#### [INFORMATION PROVIDED]
↓

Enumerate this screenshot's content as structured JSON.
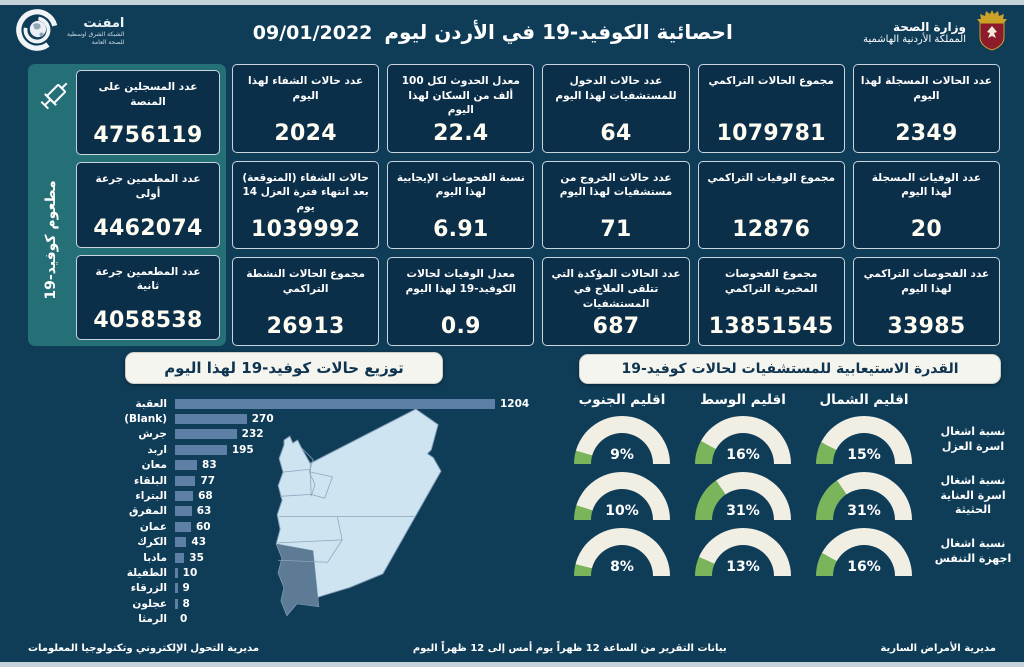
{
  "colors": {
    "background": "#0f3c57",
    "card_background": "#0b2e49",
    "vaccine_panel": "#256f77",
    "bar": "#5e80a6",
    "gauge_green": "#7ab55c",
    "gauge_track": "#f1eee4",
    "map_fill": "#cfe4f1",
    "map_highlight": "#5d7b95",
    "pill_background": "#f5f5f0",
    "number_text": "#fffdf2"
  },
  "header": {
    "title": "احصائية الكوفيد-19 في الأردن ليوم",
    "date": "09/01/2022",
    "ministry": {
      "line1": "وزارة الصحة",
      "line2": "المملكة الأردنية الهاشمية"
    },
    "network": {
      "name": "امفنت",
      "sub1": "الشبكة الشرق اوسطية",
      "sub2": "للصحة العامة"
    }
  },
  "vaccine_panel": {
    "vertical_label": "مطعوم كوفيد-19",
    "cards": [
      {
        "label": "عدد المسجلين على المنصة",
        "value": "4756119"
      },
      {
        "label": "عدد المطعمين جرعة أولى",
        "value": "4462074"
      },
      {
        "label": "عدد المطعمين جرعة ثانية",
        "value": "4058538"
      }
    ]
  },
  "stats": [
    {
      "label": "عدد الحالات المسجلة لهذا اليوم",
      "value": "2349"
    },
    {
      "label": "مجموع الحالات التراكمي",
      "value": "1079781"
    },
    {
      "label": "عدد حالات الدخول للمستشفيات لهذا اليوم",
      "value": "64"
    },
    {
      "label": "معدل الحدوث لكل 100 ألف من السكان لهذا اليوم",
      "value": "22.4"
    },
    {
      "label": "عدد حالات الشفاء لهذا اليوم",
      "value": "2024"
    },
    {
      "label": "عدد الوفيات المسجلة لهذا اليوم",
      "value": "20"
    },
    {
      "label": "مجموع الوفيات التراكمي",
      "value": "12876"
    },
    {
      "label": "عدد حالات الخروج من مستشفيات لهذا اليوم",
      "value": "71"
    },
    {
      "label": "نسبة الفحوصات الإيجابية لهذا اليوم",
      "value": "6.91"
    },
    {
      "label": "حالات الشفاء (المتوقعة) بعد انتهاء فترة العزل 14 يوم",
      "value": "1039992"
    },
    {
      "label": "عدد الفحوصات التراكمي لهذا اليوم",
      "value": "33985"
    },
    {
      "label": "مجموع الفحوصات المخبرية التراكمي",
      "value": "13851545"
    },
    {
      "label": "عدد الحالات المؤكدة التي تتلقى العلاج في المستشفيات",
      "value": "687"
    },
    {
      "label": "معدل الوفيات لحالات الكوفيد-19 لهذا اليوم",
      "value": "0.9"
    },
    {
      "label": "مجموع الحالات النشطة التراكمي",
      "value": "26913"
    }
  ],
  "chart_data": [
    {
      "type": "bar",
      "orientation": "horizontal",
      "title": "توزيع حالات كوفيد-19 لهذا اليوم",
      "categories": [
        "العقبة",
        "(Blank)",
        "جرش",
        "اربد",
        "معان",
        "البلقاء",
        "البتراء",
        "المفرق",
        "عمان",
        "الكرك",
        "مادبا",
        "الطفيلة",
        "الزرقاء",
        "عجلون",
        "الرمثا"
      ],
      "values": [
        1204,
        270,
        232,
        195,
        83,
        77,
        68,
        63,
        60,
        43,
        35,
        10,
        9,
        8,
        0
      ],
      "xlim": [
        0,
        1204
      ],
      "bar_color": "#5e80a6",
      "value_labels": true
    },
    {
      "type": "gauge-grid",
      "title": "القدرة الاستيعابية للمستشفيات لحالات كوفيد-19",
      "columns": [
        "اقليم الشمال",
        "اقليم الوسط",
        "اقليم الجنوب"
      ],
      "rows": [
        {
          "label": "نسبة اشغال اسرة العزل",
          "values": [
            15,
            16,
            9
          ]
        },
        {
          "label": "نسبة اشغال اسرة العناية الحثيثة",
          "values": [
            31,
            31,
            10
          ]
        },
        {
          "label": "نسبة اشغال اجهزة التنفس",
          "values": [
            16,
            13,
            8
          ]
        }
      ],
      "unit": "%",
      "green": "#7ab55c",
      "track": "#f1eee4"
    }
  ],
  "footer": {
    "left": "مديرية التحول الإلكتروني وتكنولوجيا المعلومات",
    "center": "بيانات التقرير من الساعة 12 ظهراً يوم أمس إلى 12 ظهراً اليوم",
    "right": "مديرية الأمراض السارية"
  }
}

↑
↓

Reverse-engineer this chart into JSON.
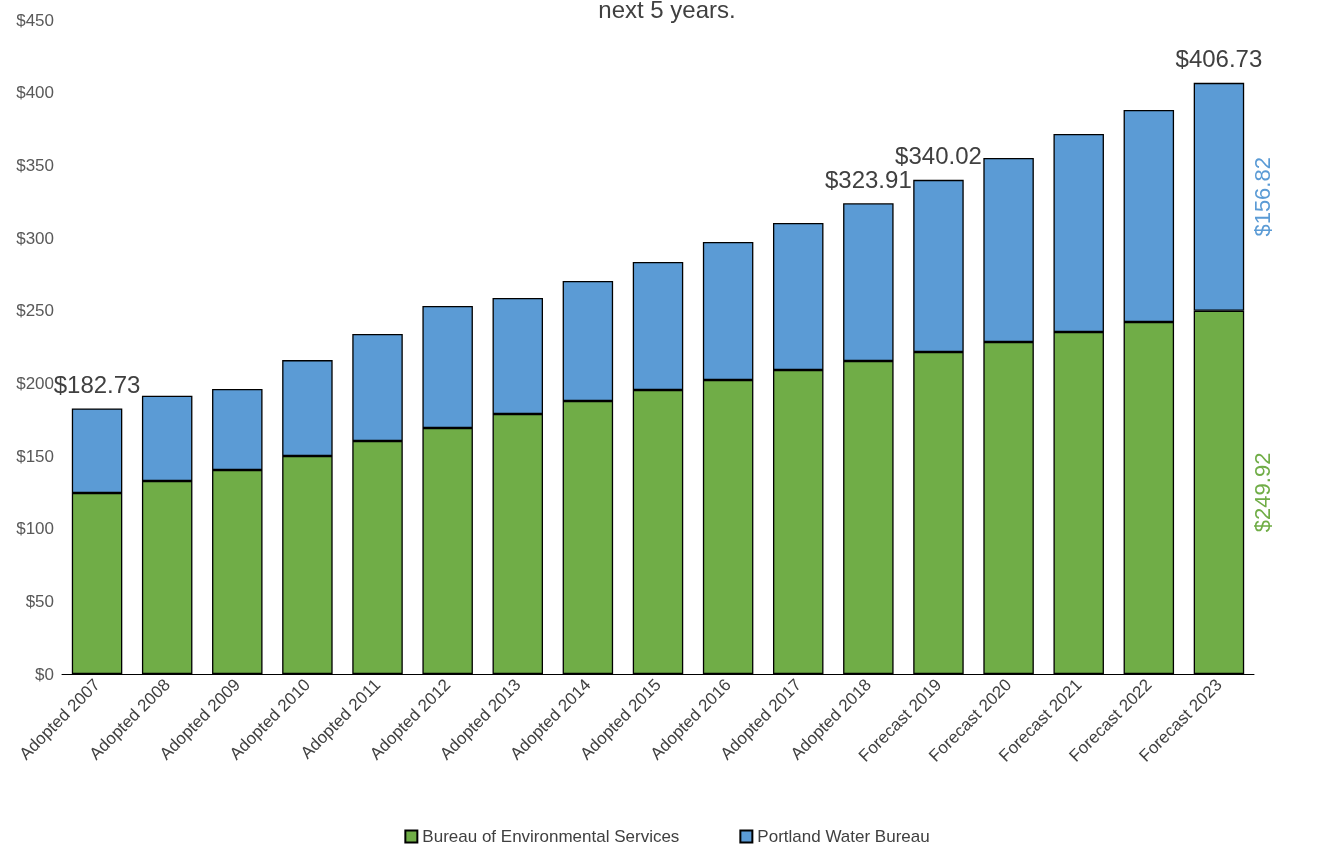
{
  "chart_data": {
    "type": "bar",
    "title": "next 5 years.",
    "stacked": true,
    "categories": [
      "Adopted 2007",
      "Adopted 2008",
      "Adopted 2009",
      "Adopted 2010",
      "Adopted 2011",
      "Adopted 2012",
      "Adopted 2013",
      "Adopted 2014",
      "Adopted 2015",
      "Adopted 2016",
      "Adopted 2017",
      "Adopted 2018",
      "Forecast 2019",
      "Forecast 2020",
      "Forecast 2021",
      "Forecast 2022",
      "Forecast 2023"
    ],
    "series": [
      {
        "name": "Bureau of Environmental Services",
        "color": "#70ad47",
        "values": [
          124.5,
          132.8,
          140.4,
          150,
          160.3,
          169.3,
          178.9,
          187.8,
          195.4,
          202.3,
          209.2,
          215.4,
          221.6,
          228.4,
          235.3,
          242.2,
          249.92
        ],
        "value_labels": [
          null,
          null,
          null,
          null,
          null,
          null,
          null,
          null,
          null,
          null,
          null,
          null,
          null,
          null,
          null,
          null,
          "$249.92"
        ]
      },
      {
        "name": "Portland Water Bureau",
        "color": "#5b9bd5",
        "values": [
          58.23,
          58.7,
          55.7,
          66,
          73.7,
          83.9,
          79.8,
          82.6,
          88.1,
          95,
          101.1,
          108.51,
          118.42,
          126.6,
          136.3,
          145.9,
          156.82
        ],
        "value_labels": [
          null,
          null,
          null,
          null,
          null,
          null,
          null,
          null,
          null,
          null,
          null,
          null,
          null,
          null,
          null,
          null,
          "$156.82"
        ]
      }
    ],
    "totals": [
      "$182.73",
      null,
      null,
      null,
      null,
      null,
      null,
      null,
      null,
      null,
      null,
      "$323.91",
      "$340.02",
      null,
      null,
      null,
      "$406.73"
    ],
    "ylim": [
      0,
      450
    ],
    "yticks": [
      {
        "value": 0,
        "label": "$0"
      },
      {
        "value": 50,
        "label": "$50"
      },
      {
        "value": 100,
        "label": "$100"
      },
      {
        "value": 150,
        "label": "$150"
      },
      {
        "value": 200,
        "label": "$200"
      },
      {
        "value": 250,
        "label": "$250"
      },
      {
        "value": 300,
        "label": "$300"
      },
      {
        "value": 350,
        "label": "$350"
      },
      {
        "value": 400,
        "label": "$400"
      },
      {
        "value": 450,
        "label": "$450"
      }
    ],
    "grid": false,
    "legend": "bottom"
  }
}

↑
↓

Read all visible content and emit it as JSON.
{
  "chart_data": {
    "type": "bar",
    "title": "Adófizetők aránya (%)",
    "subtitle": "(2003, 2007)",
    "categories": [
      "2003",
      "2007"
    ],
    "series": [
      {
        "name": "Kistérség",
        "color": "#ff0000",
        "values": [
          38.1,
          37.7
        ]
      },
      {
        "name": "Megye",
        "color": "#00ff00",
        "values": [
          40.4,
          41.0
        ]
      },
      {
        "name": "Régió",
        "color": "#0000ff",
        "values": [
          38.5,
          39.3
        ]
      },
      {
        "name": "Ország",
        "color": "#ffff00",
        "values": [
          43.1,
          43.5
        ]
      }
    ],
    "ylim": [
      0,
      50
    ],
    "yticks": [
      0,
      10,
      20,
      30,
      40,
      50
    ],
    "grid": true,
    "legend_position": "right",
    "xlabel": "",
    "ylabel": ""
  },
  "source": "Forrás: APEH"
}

↑

#### [STATED GOAL]
All lines holding the word "التراكمي" should be picked out and copied.

#### [SOLUTION TO THIS PROBLEM]
      "label": "مجموع الحالات التراكمي",
      "label": "مجموع الوفيات التراكمي",
      "label": "عدد الفحوصات التراكمي لهذا اليوم",
      "label": "مجموع الفحوصات المخبرية التراكمي",
      "label": "مجموع الحالات النشطة التراكمي",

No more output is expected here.